Description of the task: Restate the listing below word for word, omitting any images.

(Data records)
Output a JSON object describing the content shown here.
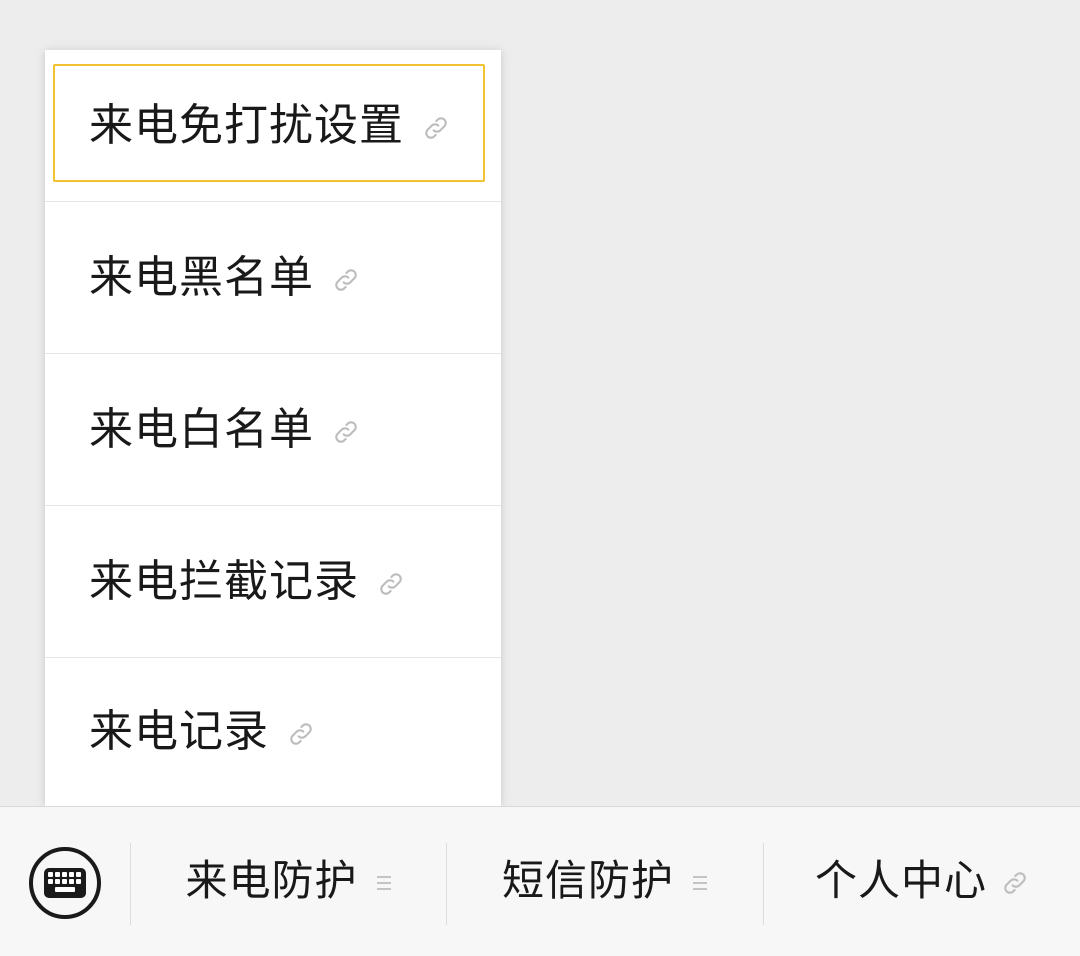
{
  "popup_menu": {
    "items": [
      {
        "label": "来电免打扰设置",
        "icon": "link-icon",
        "selected": true
      },
      {
        "label": "来电黑名单",
        "icon": "link-icon",
        "selected": false
      },
      {
        "label": "来电白名单",
        "icon": "link-icon",
        "selected": false
      },
      {
        "label": "来电拦截记录",
        "icon": "link-icon",
        "selected": false
      },
      {
        "label": "来电记录",
        "icon": "link-icon",
        "selected": false
      }
    ],
    "selection_color": "#f2c230"
  },
  "bottom_bar": {
    "keyboard_icon": "keyboard-icon",
    "tabs": [
      {
        "label": "来电防护",
        "icon": "menu-lines-icon"
      },
      {
        "label": "短信防护",
        "icon": "menu-lines-icon"
      },
      {
        "label": "个人中心",
        "icon": "link-icon"
      }
    ]
  }
}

Output:
Output a JSON object describing the content shown here.
{
  "popup_menu": {
    "items": [
      {
        "label": "来电免打扰设置",
        "icon": "link-icon",
        "selected": true
      },
      {
        "label": "来电黑名单",
        "icon": "link-icon",
        "selected": false
      },
      {
        "label": "来电白名单",
        "icon": "link-icon",
        "selected": false
      },
      {
        "label": "来电拦截记录",
        "icon": "link-icon",
        "selected": false
      },
      {
        "label": "来电记录",
        "icon": "link-icon",
        "selected": false
      }
    ],
    "selection_color": "#f2c230"
  },
  "bottom_bar": {
    "keyboard_icon": "keyboard-icon",
    "tabs": [
      {
        "label": "来电防护",
        "icon": "menu-lines-icon"
      },
      {
        "label": "短信防护",
        "icon": "menu-lines-icon"
      },
      {
        "label": "个人中心",
        "icon": "link-icon"
      }
    ]
  }
}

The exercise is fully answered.